= WHAT TO PRODUCE =
Reproduce the listing below character for character; drop every image.

= GIVEN ENTRIES =
.....
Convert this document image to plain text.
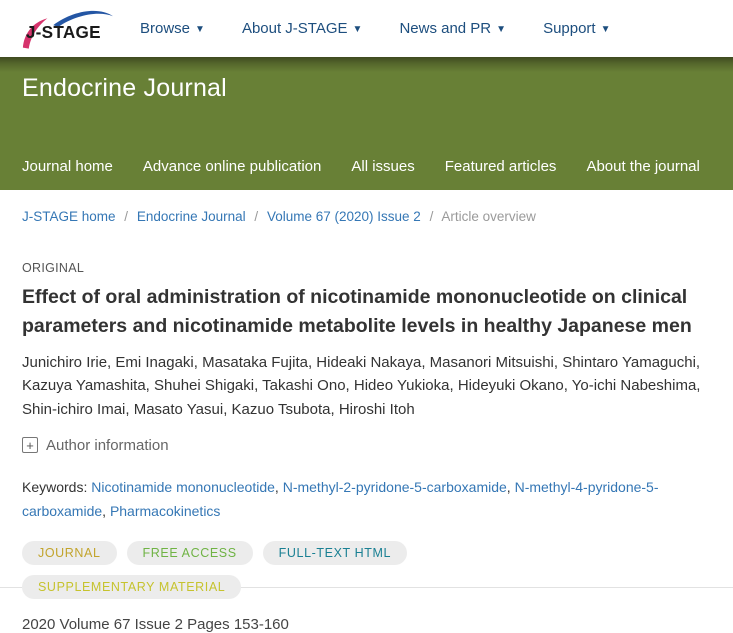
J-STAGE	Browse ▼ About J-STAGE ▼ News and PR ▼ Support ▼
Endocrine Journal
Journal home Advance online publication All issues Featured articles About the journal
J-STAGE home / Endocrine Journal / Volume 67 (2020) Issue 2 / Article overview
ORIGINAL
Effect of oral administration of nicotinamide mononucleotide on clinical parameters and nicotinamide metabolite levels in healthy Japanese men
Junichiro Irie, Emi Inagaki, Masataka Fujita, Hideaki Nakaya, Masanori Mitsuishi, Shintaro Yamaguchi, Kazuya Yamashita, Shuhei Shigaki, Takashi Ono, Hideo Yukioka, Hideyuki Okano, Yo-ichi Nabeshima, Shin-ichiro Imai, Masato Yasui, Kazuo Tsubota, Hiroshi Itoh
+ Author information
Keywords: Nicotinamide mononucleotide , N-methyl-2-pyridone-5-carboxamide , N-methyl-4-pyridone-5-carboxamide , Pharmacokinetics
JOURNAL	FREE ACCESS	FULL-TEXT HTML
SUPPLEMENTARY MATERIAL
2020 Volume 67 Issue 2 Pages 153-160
.....
= OUTPUT =
Convert this document image to plain text.
J-STAGE	Browse ▼ About J-STAGE ▼ News and PR ▼ Support ▼
Endocrine Journal
Journal home Advance online publication All issues Featured articles About the journal
J-STAGE home / Endocrine Journal / Volume 67 (2020) Issue 2 / Article overview
ORIGINAL
Effect of oral administration of nicotinamide mononucleotide on clinical parameters and nicotinamide metabolite levels in healthy Japanese men
Junichiro Irie, Emi Inagaki, Masataka Fujita, Hideaki Nakaya, Masanori Mitsuishi, Shintaro Yamaguchi, Kazuya Yamashita, Shuhei Shigaki, Takashi Ono, Hideo Yukioka, Hideyuki Okano, Yo-ichi Nabeshima, Shin-ichiro Imai, Masato Yasui, Kazuo Tsubota, Hiroshi Itoh
+ Author information
Keywords: Nicotinamide mononucleotide , N-methyl-2-pyridone-5-carboxamide , N-methyl-4-pyridone-5-carboxamide , Pharmacokinetics
JOURNAL	FREE ACCESS	FULL-TEXT HTML
SUPPLEMENTARY MATERIAL
2020 Volume 67 Issue 2 Pages 153-160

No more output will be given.